RECORDS SUPPLIED:
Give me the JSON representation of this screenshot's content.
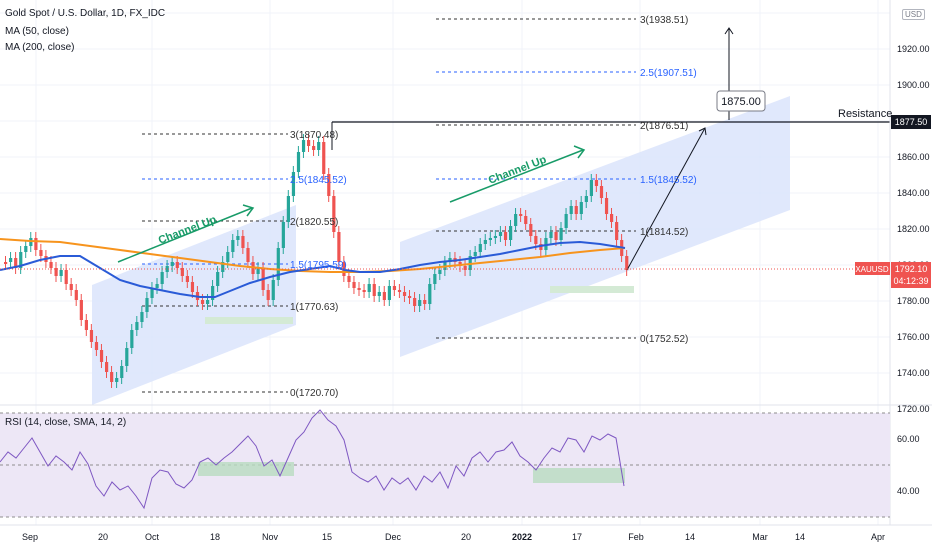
{
  "header": {
    "symbol_line": "Gold Spot / U.S. Dollar, 1D, FX_IDC",
    "ma50": "MA (50, close)",
    "ma200": "MA (200, close)",
    "currency_badge": "USD"
  },
  "rsi_label": "RSI (14, close, SMA, 14, 2)",
  "price_axis": {
    "ticks": [
      "1920.00",
      "1900.00",
      "1880.00",
      "1860.00",
      "1840.00",
      "1820.00",
      "1800.00",
      "1780.00",
      "1760.00",
      "1740.00",
      "1720.00"
    ],
    "tick_values": [
      1920,
      1900,
      1880,
      1860,
      1840,
      1820,
      1800,
      1780,
      1760,
      1740,
      1720
    ],
    "resistance_label": "Resistance",
    "resistance_value": "1877.50",
    "symbol_tag": "XAUUSD",
    "last_price": "1792.10",
    "countdown": "04:12:39"
  },
  "rsi_axis": {
    "ticks": [
      "60.00",
      "40.00"
    ]
  },
  "time_axis": {
    "labels": [
      "Sep",
      "20",
      "Oct",
      "18",
      "Nov",
      "15",
      "Dec",
      "20",
      "2022",
      "17",
      "Feb",
      "14",
      "Mar",
      "14",
      "Apr"
    ]
  },
  "annotations": {
    "channel_up_1": "Channel Up",
    "channel_up_2": "Channel Up",
    "target_box": "1875.00"
  },
  "fib_left": [
    "3(1870.48)",
    "2.5(1845.52)",
    "2(1820.55)",
    "1.5(1795.59)",
    "1(1770.63)",
    "0(1720.70)"
  ],
  "fib_right": [
    "3(1938.51)",
    "2.5(1907.51)",
    "2(1876.51)",
    "1.5(1845.52)",
    "1(1814.52)",
    "0(1752.52)"
  ],
  "colors": {
    "up": "#26a69a",
    "down": "#ef5350",
    "ma50": "#2a5bd7",
    "ma200": "#f7941d",
    "rsi": "#7e57c2",
    "rsi_band": "#ede7f6",
    "channel_fill": "#dbe4fb",
    "support_fill": "#d4ead5",
    "fib_blue": "#2962ff",
    "annotation_green": "#189b68"
  }
}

WHAT YOU SHOULD DO: Exclude the pictures. Write out the remaining data exactly.

PROBLEM SOLUTION:
Give me the JSON representation of this screenshot's content.
{
  "header": {
    "symbol_line": "Gold Spot / U.S. Dollar, 1D, FX_IDC",
    "ma50": "MA (50, close)",
    "ma200": "MA (200, close)",
    "currency_badge": "USD"
  },
  "rsi_label": "RSI (14, close, SMA, 14, 2)",
  "price_axis": {
    "ticks": [
      "1920.00",
      "1900.00",
      "1880.00",
      "1860.00",
      "1840.00",
      "1820.00",
      "1800.00",
      "1780.00",
      "1760.00",
      "1740.00",
      "1720.00"
    ],
    "tick_values": [
      1920,
      1900,
      1880,
      1860,
      1840,
      1820,
      1800,
      1780,
      1760,
      1740,
      1720
    ],
    "resistance_label": "Resistance",
    "resistance_value": "1877.50",
    "symbol_tag": "XAUUSD",
    "last_price": "1792.10",
    "countdown": "04:12:39"
  },
  "rsi_axis": {
    "ticks": [
      "60.00",
      "40.00"
    ]
  },
  "time_axis": {
    "labels": [
      "Sep",
      "20",
      "Oct",
      "18",
      "Nov",
      "15",
      "Dec",
      "20",
      "2022",
      "17",
      "Feb",
      "14",
      "Mar",
      "14",
      "Apr"
    ]
  },
  "annotations": {
    "channel_up_1": "Channel Up",
    "channel_up_2": "Channel Up",
    "target_box": "1875.00"
  },
  "fib_left": [
    "3(1870.48)",
    "2.5(1845.52)",
    "2(1820.55)",
    "1.5(1795.59)",
    "1(1770.63)",
    "0(1720.70)"
  ],
  "fib_right": [
    "3(1938.51)",
    "2.5(1907.51)",
    "2(1876.51)",
    "1.5(1845.52)",
    "1(1814.52)",
    "0(1752.52)"
  ],
  "colors": {
    "up": "#26a69a",
    "down": "#ef5350",
    "ma50": "#2a5bd7",
    "ma200": "#f7941d",
    "rsi": "#7e57c2",
    "rsi_band": "#ede7f6",
    "channel_fill": "#dbe4fb",
    "support_fill": "#d4ead5",
    "fib_blue": "#2962ff",
    "annotation_green": "#189b68"
  }
}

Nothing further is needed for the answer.